▸ **Work to be completed**: Only the number is wanted: how many lines contain the string "Balance"?

▸ **Material provided**:
__________________________________________________

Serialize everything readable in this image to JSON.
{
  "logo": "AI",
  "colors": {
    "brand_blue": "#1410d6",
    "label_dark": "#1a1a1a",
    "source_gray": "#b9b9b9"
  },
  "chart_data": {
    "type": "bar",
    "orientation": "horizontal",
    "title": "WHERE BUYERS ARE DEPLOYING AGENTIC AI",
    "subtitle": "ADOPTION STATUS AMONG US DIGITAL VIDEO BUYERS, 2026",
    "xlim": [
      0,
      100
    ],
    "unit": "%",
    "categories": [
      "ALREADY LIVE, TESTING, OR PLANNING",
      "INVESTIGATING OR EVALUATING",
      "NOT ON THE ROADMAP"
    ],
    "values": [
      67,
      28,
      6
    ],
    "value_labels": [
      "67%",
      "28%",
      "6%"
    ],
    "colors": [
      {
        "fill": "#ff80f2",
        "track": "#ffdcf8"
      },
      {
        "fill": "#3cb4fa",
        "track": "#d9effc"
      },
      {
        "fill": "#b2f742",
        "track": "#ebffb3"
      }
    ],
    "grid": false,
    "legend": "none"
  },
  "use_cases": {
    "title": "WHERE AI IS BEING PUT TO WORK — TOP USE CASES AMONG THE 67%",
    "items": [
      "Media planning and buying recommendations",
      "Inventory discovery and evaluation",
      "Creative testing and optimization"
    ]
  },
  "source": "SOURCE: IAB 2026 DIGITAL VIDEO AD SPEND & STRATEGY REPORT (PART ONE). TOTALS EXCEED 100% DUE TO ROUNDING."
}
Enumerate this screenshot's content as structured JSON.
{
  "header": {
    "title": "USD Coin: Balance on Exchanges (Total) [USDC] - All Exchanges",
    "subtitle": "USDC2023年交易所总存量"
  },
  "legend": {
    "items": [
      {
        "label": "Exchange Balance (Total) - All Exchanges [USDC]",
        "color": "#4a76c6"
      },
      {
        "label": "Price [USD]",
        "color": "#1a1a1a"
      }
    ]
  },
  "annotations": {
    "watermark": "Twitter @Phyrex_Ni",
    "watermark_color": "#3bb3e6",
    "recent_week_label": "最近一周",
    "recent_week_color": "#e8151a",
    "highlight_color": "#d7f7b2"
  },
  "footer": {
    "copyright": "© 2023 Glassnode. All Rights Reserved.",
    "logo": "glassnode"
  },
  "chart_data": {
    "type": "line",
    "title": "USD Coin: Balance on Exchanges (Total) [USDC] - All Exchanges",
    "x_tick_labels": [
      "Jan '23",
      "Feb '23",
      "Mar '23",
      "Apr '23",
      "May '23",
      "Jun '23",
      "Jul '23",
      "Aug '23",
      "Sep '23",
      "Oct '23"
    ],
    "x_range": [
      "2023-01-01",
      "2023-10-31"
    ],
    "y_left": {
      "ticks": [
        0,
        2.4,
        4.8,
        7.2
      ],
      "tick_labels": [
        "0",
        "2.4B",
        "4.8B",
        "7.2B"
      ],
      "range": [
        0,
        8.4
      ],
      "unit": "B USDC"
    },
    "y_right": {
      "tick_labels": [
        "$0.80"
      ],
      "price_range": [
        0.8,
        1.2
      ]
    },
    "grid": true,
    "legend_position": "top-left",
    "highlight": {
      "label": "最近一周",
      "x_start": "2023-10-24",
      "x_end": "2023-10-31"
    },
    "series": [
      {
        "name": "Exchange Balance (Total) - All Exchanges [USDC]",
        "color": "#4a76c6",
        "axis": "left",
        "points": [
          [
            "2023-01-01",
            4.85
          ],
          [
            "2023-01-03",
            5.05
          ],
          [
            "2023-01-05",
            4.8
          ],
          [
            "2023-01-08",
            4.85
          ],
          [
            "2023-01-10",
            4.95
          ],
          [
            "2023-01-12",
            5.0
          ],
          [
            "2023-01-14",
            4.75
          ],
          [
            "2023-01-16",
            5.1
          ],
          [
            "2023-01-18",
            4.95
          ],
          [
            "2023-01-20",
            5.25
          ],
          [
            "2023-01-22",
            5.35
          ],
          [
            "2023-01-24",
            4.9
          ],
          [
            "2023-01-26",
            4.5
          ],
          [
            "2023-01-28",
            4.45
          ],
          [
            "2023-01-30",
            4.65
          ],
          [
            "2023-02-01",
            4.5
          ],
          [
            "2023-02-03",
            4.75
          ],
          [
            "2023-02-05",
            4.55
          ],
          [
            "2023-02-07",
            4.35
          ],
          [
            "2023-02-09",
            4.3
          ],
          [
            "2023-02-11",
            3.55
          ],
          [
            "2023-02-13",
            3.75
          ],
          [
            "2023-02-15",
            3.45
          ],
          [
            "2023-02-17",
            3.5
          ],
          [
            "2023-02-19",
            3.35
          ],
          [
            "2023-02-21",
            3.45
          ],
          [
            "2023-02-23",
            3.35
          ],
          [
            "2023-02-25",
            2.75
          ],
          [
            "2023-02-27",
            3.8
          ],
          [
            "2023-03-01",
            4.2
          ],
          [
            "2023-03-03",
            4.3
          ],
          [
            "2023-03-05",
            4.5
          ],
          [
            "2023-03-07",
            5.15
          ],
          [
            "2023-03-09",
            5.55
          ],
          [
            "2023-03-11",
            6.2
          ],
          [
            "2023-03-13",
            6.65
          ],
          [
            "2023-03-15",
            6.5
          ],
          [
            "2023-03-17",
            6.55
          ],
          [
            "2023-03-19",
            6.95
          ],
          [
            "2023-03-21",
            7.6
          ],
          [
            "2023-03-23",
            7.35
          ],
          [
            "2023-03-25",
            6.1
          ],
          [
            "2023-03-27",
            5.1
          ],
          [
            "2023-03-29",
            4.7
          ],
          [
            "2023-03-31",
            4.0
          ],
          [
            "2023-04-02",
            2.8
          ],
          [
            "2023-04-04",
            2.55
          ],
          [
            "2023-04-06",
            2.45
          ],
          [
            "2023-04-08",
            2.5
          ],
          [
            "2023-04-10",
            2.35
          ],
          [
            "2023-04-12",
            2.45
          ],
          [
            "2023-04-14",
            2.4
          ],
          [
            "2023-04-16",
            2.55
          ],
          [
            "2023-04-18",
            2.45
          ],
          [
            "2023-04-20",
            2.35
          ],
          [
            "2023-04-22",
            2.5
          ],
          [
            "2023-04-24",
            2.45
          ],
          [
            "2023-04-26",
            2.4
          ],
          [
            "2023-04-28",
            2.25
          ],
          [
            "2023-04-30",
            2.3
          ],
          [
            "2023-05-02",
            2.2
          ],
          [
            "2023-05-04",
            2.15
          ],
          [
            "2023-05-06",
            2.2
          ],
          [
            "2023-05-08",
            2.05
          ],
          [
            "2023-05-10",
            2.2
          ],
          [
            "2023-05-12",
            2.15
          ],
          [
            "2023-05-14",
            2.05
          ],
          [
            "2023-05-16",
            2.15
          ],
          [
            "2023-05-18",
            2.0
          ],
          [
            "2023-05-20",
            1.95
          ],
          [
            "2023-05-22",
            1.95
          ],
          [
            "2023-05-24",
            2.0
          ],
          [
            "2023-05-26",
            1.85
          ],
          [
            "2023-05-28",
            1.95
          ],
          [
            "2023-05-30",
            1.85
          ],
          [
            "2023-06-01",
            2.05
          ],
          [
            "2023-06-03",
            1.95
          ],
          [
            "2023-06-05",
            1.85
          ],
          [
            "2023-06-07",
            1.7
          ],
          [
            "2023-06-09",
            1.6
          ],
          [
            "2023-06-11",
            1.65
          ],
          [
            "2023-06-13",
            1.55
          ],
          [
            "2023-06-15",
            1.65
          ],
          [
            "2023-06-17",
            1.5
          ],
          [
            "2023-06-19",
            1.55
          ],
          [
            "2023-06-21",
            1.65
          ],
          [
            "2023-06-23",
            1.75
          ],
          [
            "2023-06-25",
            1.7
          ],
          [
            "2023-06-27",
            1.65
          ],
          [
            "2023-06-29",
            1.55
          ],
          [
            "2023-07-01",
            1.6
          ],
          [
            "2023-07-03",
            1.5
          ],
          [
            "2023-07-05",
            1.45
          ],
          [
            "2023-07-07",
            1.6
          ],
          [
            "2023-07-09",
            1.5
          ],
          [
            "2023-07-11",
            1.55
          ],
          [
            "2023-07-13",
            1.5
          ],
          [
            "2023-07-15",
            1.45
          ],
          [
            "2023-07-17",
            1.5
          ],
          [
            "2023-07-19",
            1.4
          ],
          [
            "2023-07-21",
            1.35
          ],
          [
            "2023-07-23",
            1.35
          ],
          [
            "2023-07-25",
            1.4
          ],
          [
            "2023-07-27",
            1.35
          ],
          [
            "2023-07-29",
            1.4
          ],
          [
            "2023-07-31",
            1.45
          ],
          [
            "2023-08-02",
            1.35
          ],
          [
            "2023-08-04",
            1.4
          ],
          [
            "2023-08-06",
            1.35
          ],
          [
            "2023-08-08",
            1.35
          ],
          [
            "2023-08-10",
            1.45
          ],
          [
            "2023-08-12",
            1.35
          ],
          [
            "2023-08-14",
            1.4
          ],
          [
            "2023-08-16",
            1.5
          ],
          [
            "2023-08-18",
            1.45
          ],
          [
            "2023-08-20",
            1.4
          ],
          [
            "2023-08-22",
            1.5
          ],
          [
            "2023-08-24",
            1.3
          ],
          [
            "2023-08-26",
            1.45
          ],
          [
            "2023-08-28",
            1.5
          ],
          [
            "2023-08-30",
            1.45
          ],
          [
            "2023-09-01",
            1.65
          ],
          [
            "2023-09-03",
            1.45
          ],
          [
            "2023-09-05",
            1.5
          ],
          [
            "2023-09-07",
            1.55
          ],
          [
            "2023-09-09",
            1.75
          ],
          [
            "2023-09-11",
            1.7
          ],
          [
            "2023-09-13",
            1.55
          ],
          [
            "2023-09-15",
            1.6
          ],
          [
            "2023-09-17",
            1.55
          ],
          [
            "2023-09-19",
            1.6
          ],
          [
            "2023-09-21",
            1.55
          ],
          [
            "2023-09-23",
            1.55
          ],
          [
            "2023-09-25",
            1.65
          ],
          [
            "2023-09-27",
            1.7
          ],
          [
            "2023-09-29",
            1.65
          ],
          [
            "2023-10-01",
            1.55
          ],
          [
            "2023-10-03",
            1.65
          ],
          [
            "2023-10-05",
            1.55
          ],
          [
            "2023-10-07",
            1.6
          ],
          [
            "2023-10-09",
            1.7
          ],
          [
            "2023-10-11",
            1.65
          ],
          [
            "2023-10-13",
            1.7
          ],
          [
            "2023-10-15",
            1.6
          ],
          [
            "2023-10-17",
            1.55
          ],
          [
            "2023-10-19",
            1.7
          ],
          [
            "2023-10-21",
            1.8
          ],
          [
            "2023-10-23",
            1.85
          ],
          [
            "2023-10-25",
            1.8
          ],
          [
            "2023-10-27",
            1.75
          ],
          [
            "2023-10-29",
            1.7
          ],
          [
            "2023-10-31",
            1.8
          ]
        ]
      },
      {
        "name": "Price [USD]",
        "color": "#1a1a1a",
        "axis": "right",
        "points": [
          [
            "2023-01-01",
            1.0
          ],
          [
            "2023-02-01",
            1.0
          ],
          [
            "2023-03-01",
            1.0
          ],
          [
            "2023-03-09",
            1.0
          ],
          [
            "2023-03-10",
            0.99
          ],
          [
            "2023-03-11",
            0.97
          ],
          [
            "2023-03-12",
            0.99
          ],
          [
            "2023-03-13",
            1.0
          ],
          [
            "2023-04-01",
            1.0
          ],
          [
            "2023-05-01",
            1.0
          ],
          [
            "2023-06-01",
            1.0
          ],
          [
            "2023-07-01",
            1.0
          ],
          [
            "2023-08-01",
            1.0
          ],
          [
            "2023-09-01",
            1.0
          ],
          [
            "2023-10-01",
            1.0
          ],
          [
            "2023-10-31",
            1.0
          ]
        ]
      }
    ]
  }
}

__________________________________________________

▸ **Answer to the problem**: 4